Exercise brief: Your task is to repeat the entries word for word while leaving out the pictures.

(Dataset items)
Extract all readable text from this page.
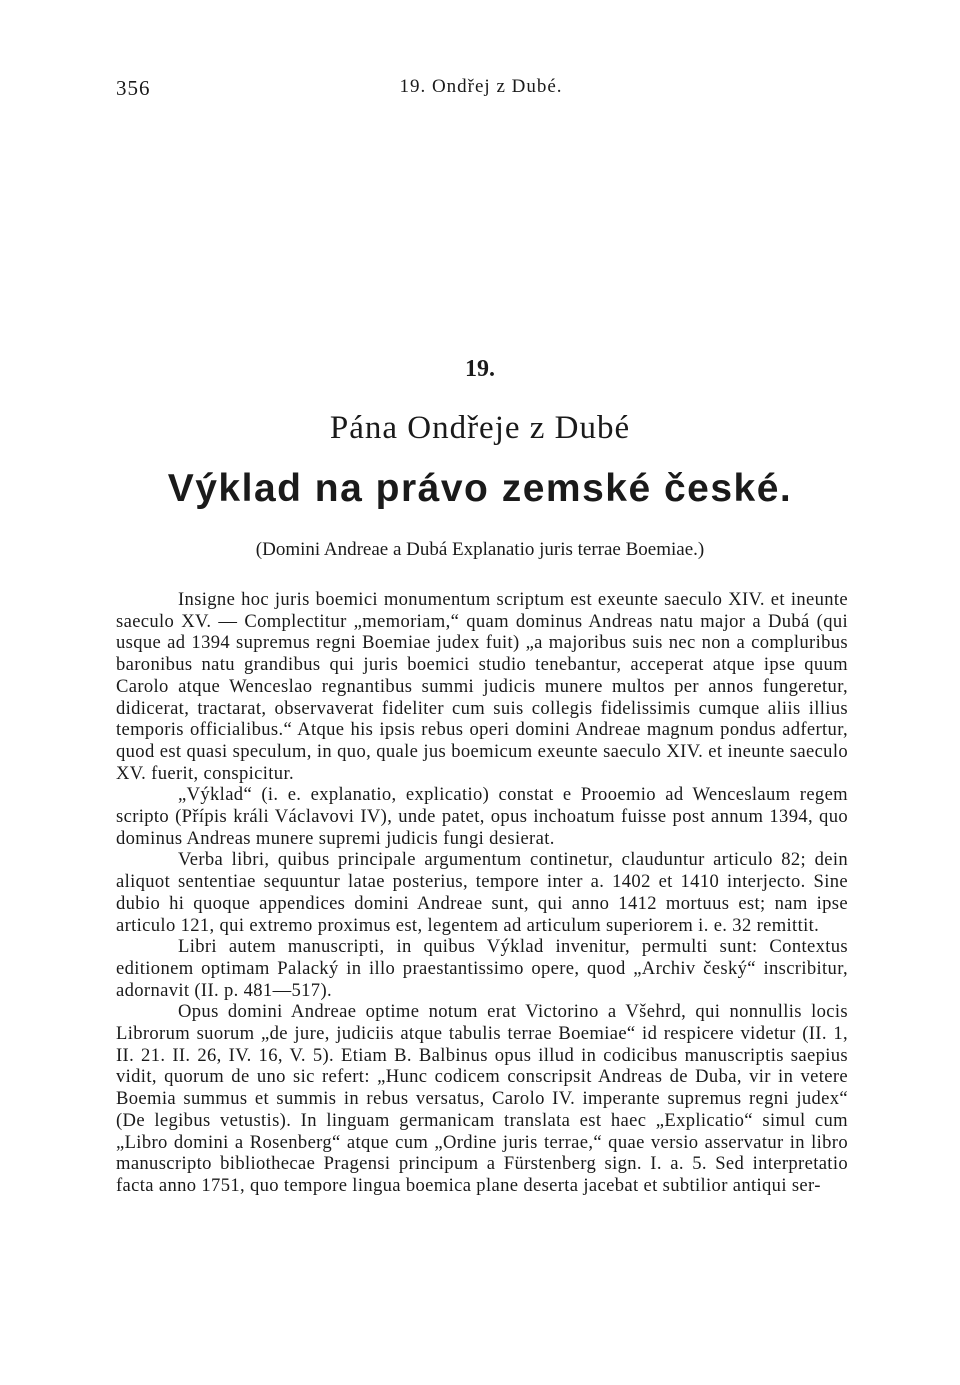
356	19. Ondřej z Dubé.
19.
Pána Ondřeje z Dubé
Výklad na právo zemské české.
(Domini Andreae a Dubá Explanatio juris terrae Boemiae.)

Insigne hoc juris boemici monumentum scriptum est exeunte saeculo XIV. et ineunte saeculo XV. — Complectitur „memoriam,“ quam dominus Andreas natu major a Dubá (qui usque ad 1394 supremus regni Boemiae judex fuit) „a majoribus suis nec non a compluribus baronibus natu grandibus qui juris boemici studio tenebantur, acceperat atque ipse quum Carolo atque Wenceslao regnantibus summi judicis munere multos per annos fungeretur, didicerat, tractarat, observaverat fideliter cum suis collegis fidelissimis cumque aliis illius temporis officialibus.“ Atque his ipsis rebus operi domini Andreae magnum pondus adfertur, quod est quasi speculum, in quo, quale jus boemicum exeunte saeculo XIV. et ineunte saeculo XV. fuerit, conspicitur.

„Výklad“ (i. e. explanatio, explicatio) constat e Prooemio ad Wenceslaum regem scripto (Přípis králi Václavovi IV), unde patet, opus inchoatum fuisse post annum 1394, quo dominus Andreas munere supremi judicis fungi desierat.

Verba libri, quibus principale argumentum continetur, clauduntur articulo 82; dein aliquot sententiae sequuntur latae posterius, tempore inter a. 1402 et 1410 interjecto. Sine dubio hi quoque appendices domini Andreae sunt, qui anno 1412 mortuus est; nam ipse articulo 121, qui extremo proximus est, legentem ad articulum superiorem i. e. 32 remittit.

Libri autem manuscripti, in quibus Výklad invenitur, permulti sunt: Contextus editionem optimam Palacký in illo praestantissimo opere, quod „Archiv český“ inscribitur, adornavit (II. p. 481—517).

Opus domini Andreae optime notum erat Victorino a Všehrd, qui nonnullis locis Librorum suorum „de jure, judiciis atque tabulis terrae Boemiae“ id respicere videtur (II. 1, II. 21. II. 26, IV. 16, V. 5). Etiam B. Balbinus opus illud in codicibus manuscriptis saepius vidit, quorum de uno sic refert: „Hunc codicem conscripsit Andreas de Duba, vir in vetere Boemia summus et summis in rebus versatus, Carolo IV. imperante supremus regni judex“ (De legibus vetustis). In linguam germanicam translata est haec „Explicatio“ simul cum „Libro domini a Rosenberg“ atque cum „Ordine juris terrae,“ quae versio asservatur in libro manuscripto bibliothecae Pragensi principum a Fürstenberg sign. I. a. 5. Sed interpretatio facta anno 1751, quo tempore lingua boemica plane deserta jacebat et subtilior antiqui ser-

Result of this exercise:
Extract all readable text from this page.
356	19. Ondřej z Dubé.
19.
Pána Ondřeje z Dubé
Výklad na právo zemské české.
(Domini Andreae a Dubá Explanatio juris terrae Boemiae.)

Insigne hoc juris boemici monumentum scriptum est exeunte saeculo XIV. et ineunte saeculo XV. — Complectitur „memoriam,“ quam dominus Andreas natu major a Dubá (qui usque ad 1394 supremus regni Boemiae judex fuit) „a majoribus suis nec non a compluribus baronibus natu grandibus qui juris boemici studio tenebantur, acceperat atque ipse quum Carolo atque Wenceslao regnantibus summi judicis munere multos per annos fungeretur, didicerat, tractarat, observaverat fideliter cum suis collegis fidelissimis cumque aliis illius temporis officialibus.“ Atque his ipsis rebus operi domini Andreae magnum pondus adfertur, quod est quasi speculum, in quo, quale jus boemicum exeunte saeculo XIV. et ineunte saeculo XV. fuerit, conspicitur.

„Výklad“ (i. e. explanatio, explicatio) constat e Prooemio ad Wenceslaum regem scripto (Přípis králi Václavovi IV), unde patet, opus inchoatum fuisse post annum 1394, quo dominus Andreas munere supremi judicis fungi desierat.

Verba libri, quibus principale argumentum continetur, clauduntur articulo 82; dein aliquot sententiae sequuntur latae posterius, tempore inter a. 1402 et 1410 interjecto. Sine dubio hi quoque appendices domini Andreae sunt, qui anno 1412 mortuus est; nam ipse articulo 121, qui extremo proximus est, legentem ad articulum superiorem i. e. 32 remittit.

Libri autem manuscripti, in quibus Výklad invenitur, permulti sunt: Contextus editionem optimam Palacký in illo praestantissimo opere, quod „Archiv český“ inscribitur, adornavit (II. p. 481—517).

Opus domini Andreae optime notum erat Victorino a Všehrd, qui nonnullis locis Librorum suorum „de jure, judiciis atque tabulis terrae Boemiae“ id respicere videtur (II. 1, II. 21. II. 26, IV. 16, V. 5). Etiam B. Balbinus opus illud in codicibus manuscriptis saepius vidit, quorum de uno sic refert: „Hunc codicem conscripsit Andreas de Duba, vir in vetere Boemia summus et summis in rebus versatus, Carolo IV. imperante supremus regni judex“ (De legibus vetustis). In linguam germanicam translata est haec „Explicatio“ simul cum „Libro domini a Rosenberg“ atque cum „Ordine juris terrae,“ quae versio asservatur in libro manuscripto bibliothecae Pragensi principum a Fürstenberg sign. I. a. 5. Sed interpretatio facta anno 1751, quo tempore lingua boemica plane deserta jacebat et subtilior antiqui ser-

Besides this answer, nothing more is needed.